GOAL:
Edit the stretch from the start of the material through the line containing "What elements are", replacing "Locul de prelevare a probelor" with "Sampling location" and leaving all else unchanged. Omit the pictures from your answer.

%%

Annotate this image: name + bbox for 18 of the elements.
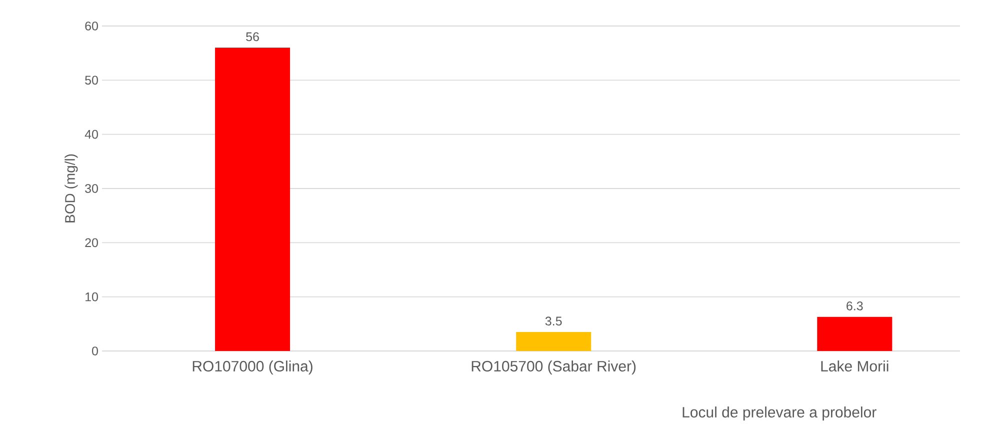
y-tick-label: 0: [92, 346, 98, 356]
x-tick-label: RO105700 (Sabar River): [472, 360, 636, 374]
y-axis-title: BOD (mg/l): [64, 154, 78, 222]
y-tick-label: 50: [85, 76, 98, 85]
x-axis-title: Locul de prelevare a probelor: [682, 406, 876, 420]
y-tick-label: 10: [86, 292, 98, 302]
bar: [817, 316, 892, 351]
x-tick-label: RO107000 (Glina): [192, 360, 312, 374]
bar: [215, 48, 290, 351]
y-tick-label: 30: [85, 184, 98, 193]
y-tick-label: 40: [84, 130, 98, 139]
data-label: 6.3: [846, 302, 863, 310]
bar: [516, 332, 592, 351]
x-tick-label: Lake Morii: [821, 360, 888, 372]
data-label: 3.5: [545, 316, 562, 326]
data-label: 56: [246, 32, 259, 42]
y-tick-label: 20: [85, 238, 98, 248]
y-tick-label: 60: [85, 22, 98, 30]
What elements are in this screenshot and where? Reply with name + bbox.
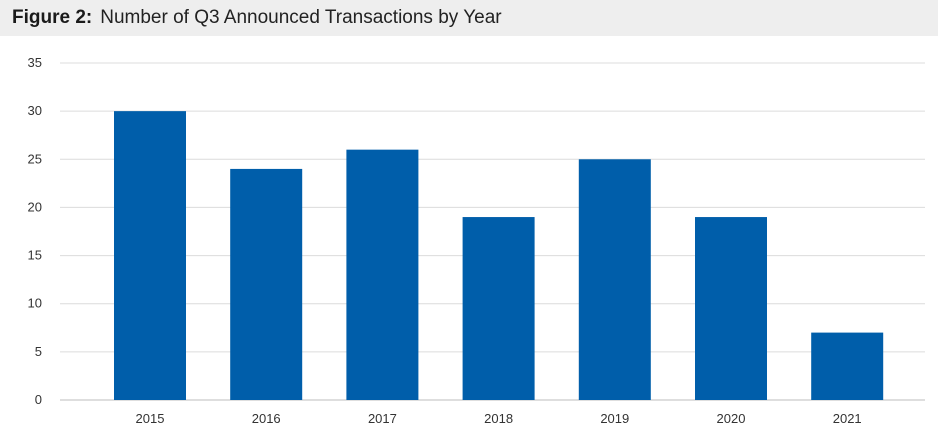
y-tick-label: 35 bbox=[28, 55, 42, 70]
chart-title-bar: Figure 2: Number of Q3 Announced Transac… bbox=[0, 0, 938, 36]
bar-2021 bbox=[811, 332, 884, 400]
x-tick-label-2021: 2021 bbox=[833, 411, 862, 426]
y-tick-label: 25 bbox=[28, 151, 42, 166]
y-tick-label: 10 bbox=[28, 296, 42, 311]
chart-title: Number of Q3 Announced Transactions by Y… bbox=[100, 7, 502, 28]
y-tick-label: 30 bbox=[28, 103, 42, 118]
bar-2017 bbox=[346, 149, 419, 400]
bar-2016 bbox=[230, 168, 303, 400]
figure-number: Figure 2: bbox=[12, 7, 93, 28]
y-tick-label: 15 bbox=[28, 248, 42, 263]
x-axis-tick-labels: 2015 2016 2017 2018 2019 2020 2021 bbox=[136, 411, 862, 426]
y-tick-label: 20 bbox=[28, 199, 42, 214]
x-tick-label-2019: 2019 bbox=[600, 411, 629, 426]
x-tick-label-2018: 2018 bbox=[484, 411, 513, 426]
y-axis-tick-labels: 0 5 10 15 20 25 30 35 bbox=[28, 55, 42, 407]
bar-2019 bbox=[578, 159, 651, 400]
bar-2018 bbox=[462, 217, 535, 400]
bar-2020 bbox=[695, 217, 767, 400]
bar-2015 bbox=[114, 111, 186, 401]
y-tick-label: 0 bbox=[35, 392, 42, 407]
x-tick-label-2017: 2017 bbox=[368, 411, 397, 426]
x-tick-label-2020: 2020 bbox=[717, 411, 746, 426]
x-tick-label-2016: 2016 bbox=[252, 411, 281, 426]
x-tick-label-2015: 2015 bbox=[136, 411, 165, 426]
bars bbox=[114, 111, 884, 401]
y-tick-label: 5 bbox=[35, 344, 42, 359]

%%

FINISHED EXERCISE:
Annotate this image: name + bbox for 18 of the elements.
y-tick-label: 0: [92, 346, 98, 356]
x-tick-label: RO105700 (Sabar River): [472, 360, 636, 374]
y-axis-title: BOD (mg/l): [64, 154, 78, 222]
y-tick-label: 50: [85, 76, 98, 85]
x-axis-title: Sampling location: [682, 406, 876, 420]
y-tick-label: 10: [86, 292, 98, 302]
bar: [817, 316, 892, 351]
x-tick-label: RO107000 (Glina): [192, 360, 312, 374]
bar: [215, 48, 290, 351]
y-tick-label: 30: [85, 184, 98, 193]
y-tick-label: 40: [84, 130, 98, 139]
data-label: 6.3: [846, 302, 863, 310]
bar: [516, 332, 592, 351]
x-tick-label: Lake Morii: [821, 360, 888, 372]
data-label: 3.5: [545, 316, 562, 326]
data-label: 56: [246, 32, 259, 42]
y-tick-label: 20: [85, 238, 98, 248]
y-tick-label: 60: [85, 22, 98, 30]
What elements are in this screenshot and where? Reply with name + bbox.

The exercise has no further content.